▸ **Directions for this task**
All the entries need to be quoted exactly, apart from the pictures, which you should drop.

▸ **Input rows**
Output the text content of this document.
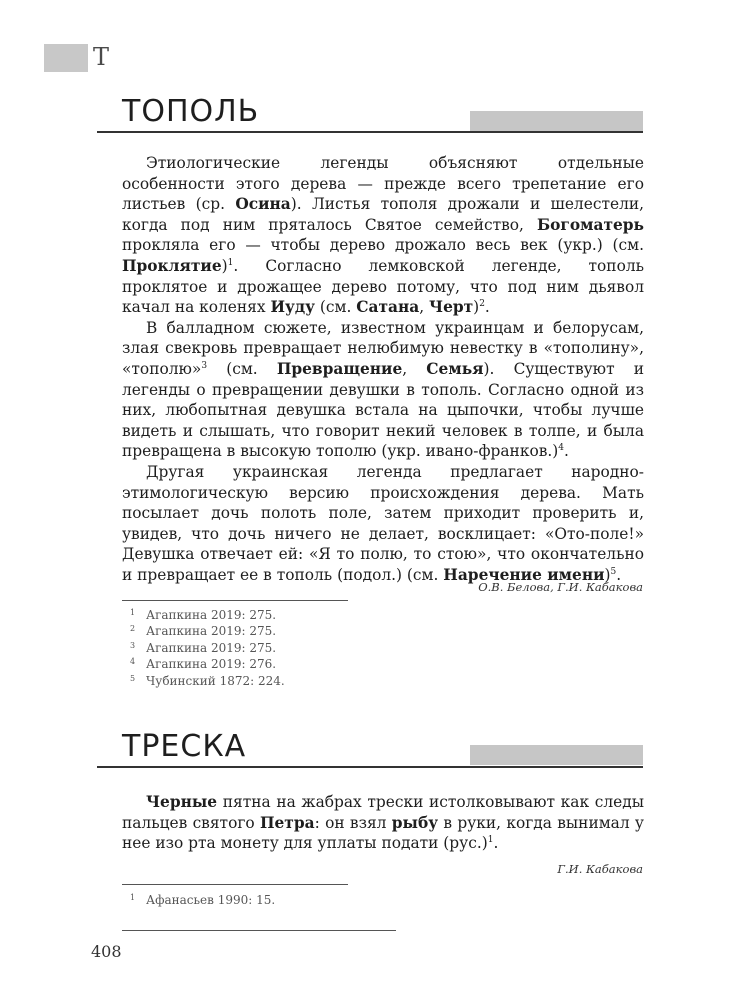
Т
ТОПОЛЬ

Этиологические легенды объясняют отдельные особенности этого дерева — прежде всего трепетание его листьев (ср. Осина). Листья тополя дрожали и шелестели, когда под ним пряталось Святое семейство, Богоматерь прокляла его — чтобы дерево дрожало весь век (укр.) (см. Проклятие)$^1$. Согласно лемковской легенде, тополь проклятое и дрожащее дерево потому, что под ним дьявол качал на коленях Иуду (см. Сатана, Черт)$^2$.

В балладном сюжете, известном украинцам и белорусам, злая свекровь превращает нелюбимую невестку в «тополину», «тополю»$^3$ (см. Превращение, Семья). Существуют и легенды о превращении девушки в тополь. Согласно одной из них, любопытная девушка встала на цыпочки, чтобы лучше видеть и слышать, что говорит некий человек в толпе, и была превращена в высокую тополю (укр. ивано-франков.)$^4$.

Другая украинская легенда предлагает народно-этимологическую версию происхождения дерева. Мать посылает дочь полоть поле, затем приходит проверить и, увидев, что дочь ничего не делает, восклицает: «Ото-поле!» Девушка отвечает ей: «Я то полю, то стою», что окончательно и превращает ее в тополь (подол.) (см. Наречение имени)$^5$.

О.В. Белова, Г.И. Кабакова
1 Агапкина 2019: 275.
2 Агапкина 2019: 275.
3 Агапкина 2019: 275.
4 Агапкина 2019: 276.
5 Чубинский 1872: 224.
ТРЕСКА

Черные пятна на жабрах трески истолковывают как следы пальцев святого Петра: он взял рыбу в руки, когда вынимал у нее изо рта монету для уплаты подати $(рус.)^1$.

Г.И. Кабакова
1 Афанасьев 1990: 15.
408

▸ **The answer**
Output the text content of this document.
Т
ТОПОЛЬ

Этиологические легенды объясняют отдельные особенности этого дерева — прежде всего трепетание его листьев (ср. Осина). Листья тополя дрожали и шелестели, когда под ним пряталось Святое семейство, Богоматерь прокляла его — чтобы дерево дрожало весь век (укр.) (см. Проклятие)$^1$. Согласно лемковской легенде, тополь проклятое и дрожащее дерево потому, что под ним дьявол качал на коленях Иуду (см. Сатана, Черт)$^2$.

В балладном сюжете, известном украинцам и белорусам, злая свекровь превращает нелюбимую невестку в «тополину», «тополю»$^3$ (см. Превращение, Семья). Существуют и легенды о превращении девушки в тополь. Согласно одной из них, любопытная девушка встала на цыпочки, чтобы лучше видеть и слышать, что говорит некий человек в толпе, и была превращена в высокую тополю (укр. ивано-франков.)$^4$.

Другая украинская легенда предлагает народно-этимологическую версию происхождения дерева. Мать посылает дочь полоть поле, затем приходит проверить и, увидев, что дочь ничего не делает, восклицает: «Ото-поле!» Девушка отвечает ей: «Я то полю, то стою», что окончательно и превращает ее в тополь (подол.) (см. Наречение имени)$^5$.

О.В. Белова, Г.И. Кабакова
1 Агапкина 2019: 275.
2 Агапкина 2019: 275.
3 Агапкина 2019: 275.
4 Агапкина 2019: 276.
5 Чубинский 1872: 224.
ТРЕСКА

Черные пятна на жабрах трески истолковывают как следы пальцев святого Петра: он взял рыбу в руки, когда вынимал у нее изо рта монету для уплаты подати $(рус.)^1$.

Г.И. Кабакова
1 Афанасьев 1990: 15.
408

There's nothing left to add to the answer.